§ **DO THIS**: Below are some records; reproduce every one of them exactly.

§ **GIVEN ENTRIES**:
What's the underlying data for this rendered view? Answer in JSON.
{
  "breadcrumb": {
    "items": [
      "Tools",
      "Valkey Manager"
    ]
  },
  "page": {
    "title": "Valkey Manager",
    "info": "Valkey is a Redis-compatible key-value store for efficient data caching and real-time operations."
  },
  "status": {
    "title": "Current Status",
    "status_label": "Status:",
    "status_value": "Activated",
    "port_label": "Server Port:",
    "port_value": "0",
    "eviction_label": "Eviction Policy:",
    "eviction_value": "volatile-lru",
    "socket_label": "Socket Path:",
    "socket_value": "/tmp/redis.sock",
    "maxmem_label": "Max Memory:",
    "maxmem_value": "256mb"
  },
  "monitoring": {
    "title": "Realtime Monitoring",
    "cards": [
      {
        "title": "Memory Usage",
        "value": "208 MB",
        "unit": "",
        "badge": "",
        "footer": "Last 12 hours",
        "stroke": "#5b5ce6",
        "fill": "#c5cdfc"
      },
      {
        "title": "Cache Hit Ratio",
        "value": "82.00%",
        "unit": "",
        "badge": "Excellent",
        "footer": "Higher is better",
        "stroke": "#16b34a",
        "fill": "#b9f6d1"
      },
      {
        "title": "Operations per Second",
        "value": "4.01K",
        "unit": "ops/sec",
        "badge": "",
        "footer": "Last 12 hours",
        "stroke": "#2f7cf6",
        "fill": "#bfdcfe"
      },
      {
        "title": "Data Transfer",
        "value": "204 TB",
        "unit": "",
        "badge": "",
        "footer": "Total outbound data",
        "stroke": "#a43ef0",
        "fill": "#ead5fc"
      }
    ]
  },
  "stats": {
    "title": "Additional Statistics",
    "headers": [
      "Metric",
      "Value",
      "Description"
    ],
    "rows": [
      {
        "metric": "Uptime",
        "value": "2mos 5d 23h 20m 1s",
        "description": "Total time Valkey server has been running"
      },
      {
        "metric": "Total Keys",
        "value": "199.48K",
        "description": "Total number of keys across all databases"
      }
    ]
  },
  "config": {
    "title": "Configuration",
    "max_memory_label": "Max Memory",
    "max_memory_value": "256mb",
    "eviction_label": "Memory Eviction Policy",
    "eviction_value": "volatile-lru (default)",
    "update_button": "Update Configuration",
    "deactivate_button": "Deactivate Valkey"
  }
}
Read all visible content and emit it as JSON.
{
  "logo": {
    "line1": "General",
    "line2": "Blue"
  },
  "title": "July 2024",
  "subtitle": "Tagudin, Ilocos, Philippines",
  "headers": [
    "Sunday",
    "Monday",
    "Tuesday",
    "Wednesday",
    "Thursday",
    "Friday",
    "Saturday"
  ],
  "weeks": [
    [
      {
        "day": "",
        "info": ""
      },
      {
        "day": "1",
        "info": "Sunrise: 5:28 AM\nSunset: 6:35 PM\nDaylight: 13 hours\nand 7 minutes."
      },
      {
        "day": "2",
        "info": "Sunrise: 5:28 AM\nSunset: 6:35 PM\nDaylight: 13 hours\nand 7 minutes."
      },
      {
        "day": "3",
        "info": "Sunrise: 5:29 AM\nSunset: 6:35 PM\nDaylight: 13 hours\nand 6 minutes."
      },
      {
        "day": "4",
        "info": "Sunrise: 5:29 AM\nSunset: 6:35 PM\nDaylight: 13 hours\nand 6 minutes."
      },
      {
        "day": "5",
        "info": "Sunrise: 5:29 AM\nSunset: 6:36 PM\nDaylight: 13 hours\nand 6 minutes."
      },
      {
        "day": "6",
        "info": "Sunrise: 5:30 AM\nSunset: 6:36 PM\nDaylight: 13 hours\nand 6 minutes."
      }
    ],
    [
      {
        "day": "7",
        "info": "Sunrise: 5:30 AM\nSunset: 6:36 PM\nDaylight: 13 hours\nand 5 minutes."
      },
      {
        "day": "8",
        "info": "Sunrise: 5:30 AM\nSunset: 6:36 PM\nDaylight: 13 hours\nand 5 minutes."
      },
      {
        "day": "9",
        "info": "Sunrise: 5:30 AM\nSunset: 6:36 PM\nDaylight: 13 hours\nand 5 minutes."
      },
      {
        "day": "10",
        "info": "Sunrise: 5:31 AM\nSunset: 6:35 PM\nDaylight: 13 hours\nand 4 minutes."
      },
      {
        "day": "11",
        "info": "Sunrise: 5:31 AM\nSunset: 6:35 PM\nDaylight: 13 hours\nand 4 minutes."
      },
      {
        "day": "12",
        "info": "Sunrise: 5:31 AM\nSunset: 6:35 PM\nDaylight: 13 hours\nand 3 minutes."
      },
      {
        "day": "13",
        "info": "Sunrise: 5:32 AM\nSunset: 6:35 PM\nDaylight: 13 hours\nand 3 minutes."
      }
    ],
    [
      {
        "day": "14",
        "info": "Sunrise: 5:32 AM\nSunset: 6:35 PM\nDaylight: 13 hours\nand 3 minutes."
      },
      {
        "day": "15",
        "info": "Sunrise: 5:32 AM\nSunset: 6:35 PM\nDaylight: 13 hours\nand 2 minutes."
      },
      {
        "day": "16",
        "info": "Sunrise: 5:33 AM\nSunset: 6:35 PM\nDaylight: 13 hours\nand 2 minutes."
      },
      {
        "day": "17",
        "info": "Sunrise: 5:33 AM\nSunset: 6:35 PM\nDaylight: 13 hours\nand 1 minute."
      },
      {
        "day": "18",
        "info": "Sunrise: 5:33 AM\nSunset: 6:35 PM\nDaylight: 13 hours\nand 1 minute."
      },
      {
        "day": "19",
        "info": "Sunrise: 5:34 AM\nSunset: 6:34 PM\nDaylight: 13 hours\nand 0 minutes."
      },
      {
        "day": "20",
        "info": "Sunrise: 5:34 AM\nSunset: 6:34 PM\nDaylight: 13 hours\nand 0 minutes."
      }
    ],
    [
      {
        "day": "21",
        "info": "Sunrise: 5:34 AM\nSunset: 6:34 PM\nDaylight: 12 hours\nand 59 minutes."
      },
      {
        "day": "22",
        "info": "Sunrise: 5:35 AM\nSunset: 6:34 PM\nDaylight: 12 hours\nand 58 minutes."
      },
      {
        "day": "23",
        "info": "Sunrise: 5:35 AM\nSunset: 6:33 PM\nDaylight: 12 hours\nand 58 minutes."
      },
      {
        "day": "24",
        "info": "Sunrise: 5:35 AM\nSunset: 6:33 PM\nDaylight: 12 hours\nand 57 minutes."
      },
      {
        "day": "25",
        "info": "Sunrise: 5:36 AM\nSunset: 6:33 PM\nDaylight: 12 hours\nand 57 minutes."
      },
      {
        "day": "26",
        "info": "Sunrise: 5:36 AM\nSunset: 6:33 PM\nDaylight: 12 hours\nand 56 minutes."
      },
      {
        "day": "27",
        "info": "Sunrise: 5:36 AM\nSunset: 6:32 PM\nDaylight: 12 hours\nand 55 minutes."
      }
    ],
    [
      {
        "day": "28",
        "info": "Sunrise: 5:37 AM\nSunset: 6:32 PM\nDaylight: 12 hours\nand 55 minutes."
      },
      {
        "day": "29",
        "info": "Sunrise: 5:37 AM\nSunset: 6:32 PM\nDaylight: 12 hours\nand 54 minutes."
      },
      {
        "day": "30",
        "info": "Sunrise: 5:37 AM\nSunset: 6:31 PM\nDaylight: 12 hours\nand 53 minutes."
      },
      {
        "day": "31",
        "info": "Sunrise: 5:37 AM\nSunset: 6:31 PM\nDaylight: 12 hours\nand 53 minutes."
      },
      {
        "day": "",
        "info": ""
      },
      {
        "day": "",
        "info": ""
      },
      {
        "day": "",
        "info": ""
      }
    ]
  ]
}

§ **COMPLETED TASK**:
What's the underlying data for this rendered view? Answer in JSON.
{
  "breadcrumb": {
    "items": [
      "Tools",
      "Valkey Manager"
    ]
  },
  "page": {
    "title": "Valkey Manager",
    "info": "Valkey is a Redis-compatible key-value store for efficient data caching and real-time operations."
  },
  "status": {
    "title": "Current Status",
    "status_label": "Status:",
    "status_value": "Activated",
    "port_label": "Server Port:",
    "port_value": "0",
    "eviction_label": "Eviction Policy:",
    "eviction_value": "volatile-lru",
    "socket_label": "Socket Path:",
    "socket_value": "/tmp/redis.sock",
    "maxmem_label": "Max Memory:",
    "maxmem_value": "256mb"
  },
  "monitoring": {
    "title": "Realtime Monitoring",
    "cards": [
      {
        "title": "Memory Usage",
        "value": "208 MB",
        "unit": "",
        "badge": "",
        "footer": "Last 12 hours",
        "stroke": "#5b5ce6",
        "fill": "#c5cdfc"
      },
      {
        "title": "Cache Hit Ratio",
        "value": "82.00%",
        "unit": "",
        "badge": "Excellent",
        "footer": "Higher is better",
        "stroke": "#16b34a",
        "fill": "#b9f6d1"
      },
      {
        "title": "Operations per Second",
        "value": "4.01K",
        "unit": "ops/sec",
        "badge": "",
        "footer": "Last 12 hours",
        "stroke": "#2f7cf6",
        "fill": "#bfdcfe"
      },
      {
        "title": "Data Transfer",
        "value": "204 TB",
        "unit": "",
        "badge": "",
        "footer": "Total outbound data",
        "stroke": "#a43ef0",
        "fill": "#ead5fc"
      }
    ]
  },
  "stats": {
    "title": "Additional Statistics",
    "headers": [
      "Metric",
      "Value",
      "Description"
    ],
    "rows": [
      {
        "metric": "Uptime",
        "value": "2mos 5d 23h 20m 1s",
        "description": "Total time Valkey server has been running"
      },
      {
        "metric": "Total Keys",
        "value": "199.48K",
        "description": "Total number of keys across all databases"
      }
    ]
  },
  "config": {
    "title": "Configuration",
    "max_memory_label": "Max Memory",
    "max_memory_value": "256mb",
    "eviction_label": "Memory Eviction Policy",
    "eviction_value": "volatile-lru (default)",
    "update_button": "Update Configuration",
    "deactivate_button": "Deactivate Valkey"
  }
}
Read all visible content and emit it as JSON.
{
  "logo": {
    "line1": "General",
    "line2": "Blue"
  },
  "title": "July 2024",
  "subtitle": "Tagudin, Ilocos, Philippines",
  "headers": [
    "Sunday",
    "Monday",
    "Tuesday",
    "Wednesday",
    "Thursday",
    "Friday",
    "Saturday"
  ],
  "weeks": [
    [
      {
        "day": "",
        "info": ""
      },
      {
        "day": "1",
        "info": "Sunrise: 5:28 AM\nSunset: 6:35 PM\nDaylight: 13 hours\nand 7 minutes."
      },
      {
        "day": "2",
        "info": "Sunrise: 5:28 AM\nSunset: 6:35 PM\nDaylight: 13 hours\nand 7 minutes."
      },
      {
        "day": "3",
        "info": "Sunrise: 5:29 AM\nSunset: 6:35 PM\nDaylight: 13 hours\nand 6 minutes."
      },
      {
        "day": "4",
        "info": "Sunrise: 5:29 AM\nSunset: 6:35 PM\nDaylight: 13 hours\nand 6 minutes."
      },
      {
        "day": "5",
        "info": "Sunrise: 5:29 AM\nSunset: 6:36 PM\nDaylight: 13 hours\nand 6 minutes."
      },
      {
        "day": "6",
        "info": "Sunrise: 5:30 AM\nSunset: 6:36 PM\nDaylight: 13 hours\nand 6 minutes."
      }
    ],
    [
      {
        "day": "7",
        "info": "Sunrise: 5:30 AM\nSunset: 6:36 PM\nDaylight: 13 hours\nand 5 minutes."
      },
      {
        "day": "8",
        "info": "Sunrise: 5:30 AM\nSunset: 6:36 PM\nDaylight: 13 hours\nand 5 minutes."
      },
      {
        "day": "9",
        "info": "Sunrise: 5:30 AM\nSunset: 6:36 PM\nDaylight: 13 hours\nand 5 minutes."
      },
      {
        "day": "10",
        "info": "Sunrise: 5:31 AM\nSunset: 6:35 PM\nDaylight: 13 hours\nand 4 minutes."
      },
      {
        "day": "11",
        "info": "Sunrise: 5:31 AM\nSunset: 6:35 PM\nDaylight: 13 hours\nand 4 minutes."
      },
      {
        "day": "12",
        "info": "Sunrise: 5:31 AM\nSunset: 6:35 PM\nDaylight: 13 hours\nand 3 minutes."
      },
      {
        "day": "13",
        "info": "Sunrise: 5:32 AM\nSunset: 6:35 PM\nDaylight: 13 hours\nand 3 minutes."
      }
    ],
    [
      {
        "day": "14",
        "info": "Sunrise: 5:32 AM\nSunset: 6:35 PM\nDaylight: 13 hours\nand 3 minutes."
      },
      {
        "day": "15",
        "info": "Sunrise: 5:32 AM\nSunset: 6:35 PM\nDaylight: 13 hours\nand 2 minutes."
      },
      {
        "day": "16",
        "info": "Sunrise: 5:33 AM\nSunset: 6:35 PM\nDaylight: 13 hours\nand 2 minutes."
      },
      {
        "day": "17",
        "info": "Sunrise: 5:33 AM\nSunset: 6:35 PM\nDaylight: 13 hours\nand 1 minute."
      },
      {
        "day": "18",
        "info": "Sunrise: 5:33 AM\nSunset: 6:35 PM\nDaylight: 13 hours\nand 1 minute."
      },
      {
        "day": "19",
        "info": "Sunrise: 5:34 AM\nSunset: 6:34 PM\nDaylight: 13 hours\nand 0 minutes."
      },
      {
        "day": "20",
        "info": "Sunrise: 5:34 AM\nSunset: 6:34 PM\nDaylight: 13 hours\nand 0 minutes."
      }
    ],
    [
      {
        "day": "21",
        "info": "Sunrise: 5:34 AM\nSunset: 6:34 PM\nDaylight: 12 hours\nand 59 minutes."
      },
      {
        "day": "22",
        "info": "Sunrise: 5:35 AM\nSunset: 6:34 PM\nDaylight: 12 hours\nand 58 minutes."
      },
      {
        "day": "23",
        "info": "Sunrise: 5:35 AM\nSunset: 6:33 PM\nDaylight: 12 hours\nand 58 minutes."
      },
      {
        "day": "24",
        "info": "Sunrise: 5:35 AM\nSunset: 6:33 PM\nDaylight: 12 hours\nand 57 minutes."
      },
      {
        "day": "25",
        "info": "Sunrise: 5:36 AM\nSunset: 6:33 PM\nDaylight: 12 hours\nand 57 minutes."
      },
      {
        "day": "26",
        "info": "Sunrise: 5:36 AM\nSunset: 6:33 PM\nDaylight: 12 hours\nand 56 minutes."
      },
      {
        "day": "27",
        "info": "Sunrise: 5:36 AM\nSunset: 6:32 PM\nDaylight: 12 hours\nand 55 minutes."
      }
    ],
    [
      {
        "day": "28",
        "info": "Sunrise: 5:37 AM\nSunset: 6:32 PM\nDaylight: 12 hours\nand 55 minutes."
      },
      {
        "day": "29",
        "info": "Sunrise: 5:37 AM\nSunset: 6:32 PM\nDaylight: 12 hours\nand 54 minutes."
      },
      {
        "day": "30",
        "info": "Sunrise: 5:37 AM\nSunset: 6:31 PM\nDaylight: 12 hours\nand 53 minutes."
      },
      {
        "day": "31",
        "info": "Sunrise: 5:37 AM\nSunset: 6:31 PM\nDaylight: 12 hours\nand 53 minutes."
      },
      {
        "day": "",
        "info": ""
      },
      {
        "day": "",
        "info": ""
      },
      {
        "day": "",
        "info": ""
      }
    ]
  ]
}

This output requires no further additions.